**Records to process:**
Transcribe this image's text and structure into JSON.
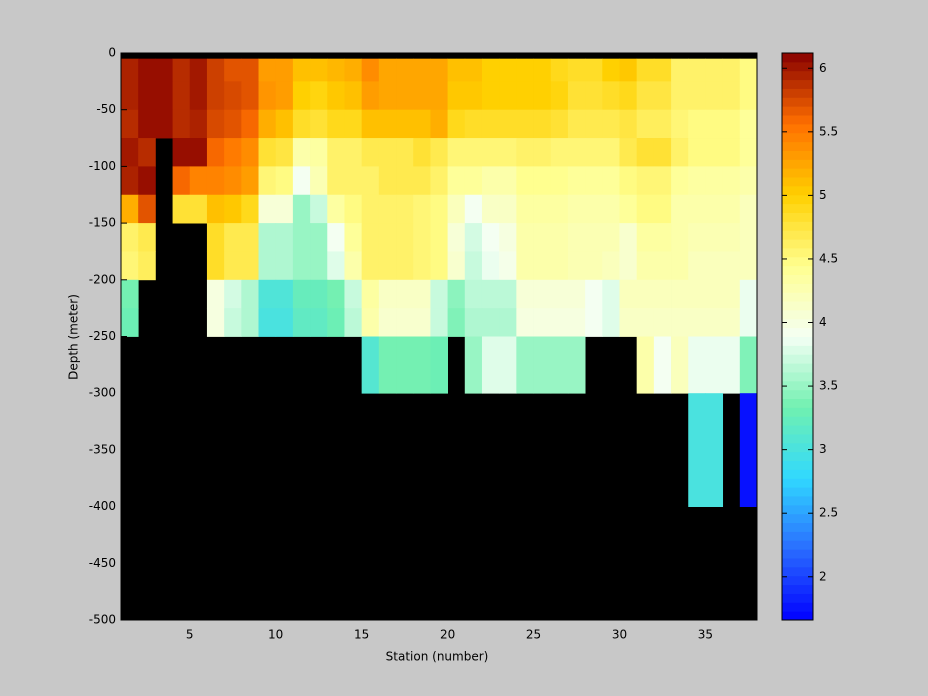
{
  "chart_data": {
    "type": "heatmap",
    "xlabel": "Station (number)",
    "ylabel": "Depth (meter)",
    "x": [
      1,
      2,
      3,
      4,
      5,
      6,
      7,
      8,
      9,
      10,
      11,
      12,
      13,
      14,
      15,
      16,
      17,
      18,
      19,
      20,
      21,
      22,
      23,
      24,
      25,
      26,
      27,
      28,
      29,
      30,
      31,
      32,
      33,
      34,
      35,
      36,
      37,
      38
    ],
    "y": [
      0,
      -5,
      -25,
      -50,
      -75,
      -100,
      -125,
      -150,
      -175,
      -200,
      -225,
      -250,
      -300,
      -400,
      -500
    ],
    "values": [
      [
        null,
        null,
        null,
        null,
        null,
        null,
        null,
        null,
        null,
        null,
        null,
        null,
        null,
        null,
        null,
        null,
        null,
        null,
        null,
        null,
        null,
        null,
        null,
        null,
        null,
        null,
        null,
        null,
        null,
        null,
        null,
        null,
        null,
        null,
        null,
        null,
        null
      ],
      [
        5.95,
        6.05,
        6.05,
        5.9,
        6.0,
        5.8,
        5.7,
        5.7,
        5.3,
        5.3,
        5.1,
        5.1,
        5.15,
        5.2,
        5.4,
        5.25,
        5.25,
        5.25,
        5.25,
        5.1,
        5.1,
        5.0,
        5.0,
        5.0,
        5.0,
        4.9,
        4.85,
        4.85,
        5.0,
        5.05,
        4.85,
        4.85,
        4.6,
        4.6,
        4.6,
        4.6,
        4.5
      ],
      [
        5.95,
        6.05,
        6.05,
        5.9,
        6.0,
        5.8,
        5.75,
        5.7,
        5.35,
        5.3,
        5.0,
        4.95,
        5.05,
        5.1,
        5.3,
        5.25,
        5.25,
        5.25,
        5.25,
        5.05,
        5.05,
        5.0,
        5.0,
        5.0,
        5.0,
        4.95,
        4.8,
        4.8,
        4.85,
        4.9,
        4.75,
        4.75,
        4.6,
        4.6,
        4.6,
        4.6,
        4.5
      ],
      [
        5.9,
        6.05,
        6.05,
        5.9,
        5.95,
        5.75,
        5.7,
        5.6,
        5.2,
        5.1,
        4.85,
        4.8,
        4.9,
        4.9,
        5.1,
        5.1,
        5.1,
        5.1,
        5.2,
        4.9,
        4.85,
        4.85,
        4.85,
        4.85,
        4.85,
        4.8,
        4.7,
        4.7,
        4.7,
        4.75,
        4.65,
        4.65,
        4.55,
        4.5,
        4.5,
        4.5,
        4.4
      ],
      [
        6.0,
        5.9,
        null,
        6.05,
        6.05,
        5.6,
        5.5,
        5.4,
        4.8,
        4.75,
        4.3,
        4.35,
        4.6,
        4.6,
        4.7,
        4.7,
        4.7,
        4.8,
        4.7,
        4.55,
        4.55,
        4.55,
        4.55,
        4.6,
        4.6,
        4.55,
        4.55,
        4.55,
        4.55,
        4.7,
        4.8,
        4.8,
        4.6,
        4.5,
        4.5,
        4.5,
        4.4
      ],
      [
        5.95,
        6.05,
        null,
        5.6,
        5.45,
        5.45,
        5.4,
        5.3,
        4.55,
        4.5,
        3.9,
        4.25,
        4.6,
        4.6,
        4.6,
        4.7,
        4.7,
        4.7,
        4.6,
        4.4,
        4.4,
        4.3,
        4.3,
        4.45,
        4.45,
        4.45,
        4.4,
        4.4,
        4.4,
        4.5,
        4.55,
        4.55,
        4.4,
        4.35,
        4.35,
        4.35,
        4.3
      ],
      [
        5.2,
        5.7,
        null,
        4.8,
        4.8,
        5.1,
        5.05,
        4.9,
        4.05,
        4.05,
        3.5,
        3.7,
        4.35,
        4.5,
        4.6,
        4.6,
        4.6,
        4.55,
        4.5,
        4.2,
        3.9,
        4.15,
        4.15,
        4.35,
        4.35,
        4.35,
        4.3,
        4.3,
        4.3,
        4.4,
        4.5,
        4.5,
        4.3,
        4.3,
        4.3,
        4.3,
        4.2
      ],
      [
        4.6,
        4.7,
        null,
        null,
        null,
        4.85,
        4.7,
        4.7,
        3.6,
        3.6,
        3.5,
        3.5,
        3.9,
        4.4,
        4.6,
        4.6,
        4.6,
        4.55,
        4.5,
        4.05,
        3.75,
        3.9,
        4.0,
        4.3,
        4.3,
        4.3,
        4.25,
        4.25,
        4.25,
        4.1,
        4.35,
        4.35,
        4.3,
        4.25,
        4.25,
        4.25,
        4.2
      ],
      [
        4.55,
        4.65,
        null,
        null,
        null,
        4.85,
        4.7,
        4.7,
        3.6,
        3.6,
        3.5,
        3.5,
        3.8,
        4.3,
        4.6,
        4.6,
        4.6,
        4.55,
        4.5,
        4.1,
        3.7,
        3.85,
        3.95,
        4.3,
        4.3,
        4.3,
        4.25,
        4.25,
        4.2,
        4.1,
        4.3,
        4.3,
        4.3,
        4.2,
        4.2,
        4.2,
        4.2
      ],
      [
        3.35,
        null,
        null,
        null,
        null,
        4.0,
        3.75,
        3.6,
        3.05,
        3.05,
        3.25,
        3.25,
        3.35,
        3.7,
        4.35,
        4.15,
        4.15,
        4.15,
        3.7,
        3.45,
        3.65,
        3.65,
        3.65,
        4.05,
        4.05,
        4.05,
        4.05,
        3.9,
        3.8,
        4.2,
        4.2,
        4.2,
        4.2,
        4.2,
        4.2,
        4.2,
        3.85
      ],
      [
        3.3,
        null,
        null,
        null,
        null,
        4.0,
        3.7,
        3.6,
        3.0,
        3.0,
        3.2,
        3.2,
        3.3,
        3.65,
        4.3,
        4.1,
        4.1,
        4.1,
        3.7,
        3.4,
        3.6,
        3.6,
        3.6,
        4.0,
        4.0,
        4.0,
        4.0,
        3.9,
        3.8,
        4.15,
        4.15,
        4.15,
        4.15,
        4.15,
        4.15,
        4.15,
        3.85
      ],
      [
        null,
        null,
        null,
        null,
        null,
        null,
        null,
        null,
        null,
        null,
        null,
        null,
        null,
        null,
        3.1,
        3.35,
        3.35,
        3.35,
        3.3,
        null,
        3.5,
        3.8,
        3.8,
        3.5,
        3.5,
        3.5,
        3.5,
        null,
        null,
        null,
        4.3,
        3.9,
        4.2,
        3.85,
        3.85,
        3.85,
        3.4
      ],
      [
        null,
        null,
        null,
        null,
        null,
        null,
        null,
        null,
        null,
        null,
        null,
        null,
        null,
        null,
        null,
        null,
        null,
        null,
        null,
        null,
        null,
        null,
        null,
        null,
        null,
        null,
        null,
        null,
        null,
        null,
        null,
        null,
        null,
        3.0,
        3.0,
        null,
        1.75
      ],
      [
        null,
        null,
        null,
        null,
        null,
        null,
        null,
        null,
        null,
        null,
        null,
        null,
        null,
        null,
        null,
        null,
        null,
        null,
        null,
        null,
        null,
        null,
        null,
        null,
        null,
        null,
        null,
        null,
        null,
        null,
        null,
        null,
        null,
        null,
        null,
        null,
        null
      ]
    ],
    "xlim": [
      1,
      38
    ],
    "ylim": [
      -500,
      0
    ],
    "xticks": [
      5,
      10,
      15,
      20,
      25,
      30,
      35
    ],
    "yticks": [
      0,
      -50,
      -100,
      -150,
      -200,
      -250,
      -300,
      -350,
      -400,
      -450,
      -500
    ],
    "clim": [
      1.66,
      6.12
    ],
    "cticks": [
      2,
      2.5,
      3,
      3.5,
      4,
      4.5,
      5,
      5.5,
      6
    ],
    "colormap": [
      "#0000ff",
      "#2a6cff",
      "#30d8ff",
      "#70f0b0",
      "#f4fff4",
      "#ffff90",
      "#ffd000",
      "#ff7000",
      "#880000"
    ],
    "missing_color": "#000000"
  }
}
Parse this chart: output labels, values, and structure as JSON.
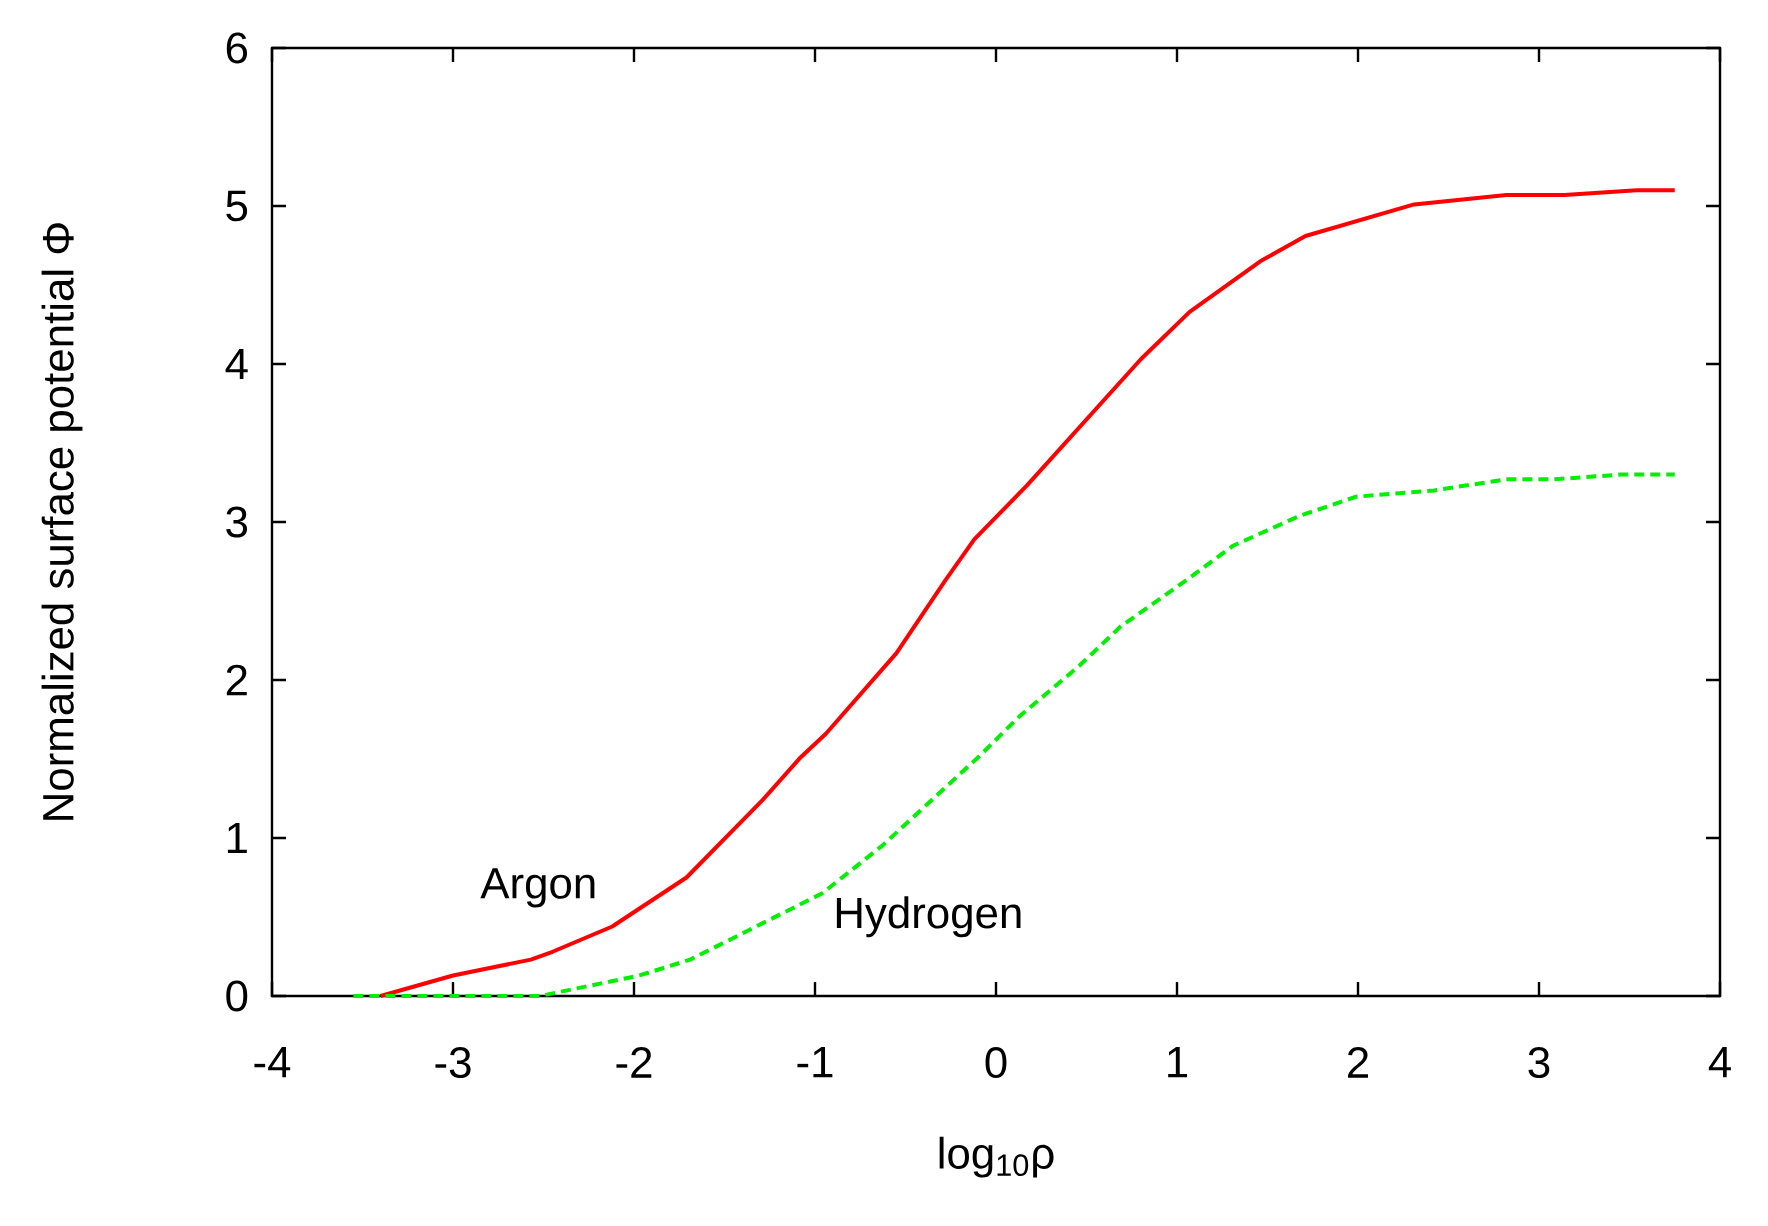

**Task goal:** Only lines with the string "structure" belong in your answer; copy each one.

**Task result:**
Transcribe this image's text and structure into JSON.
Parse this chart: output labels, values, and structure as JSON.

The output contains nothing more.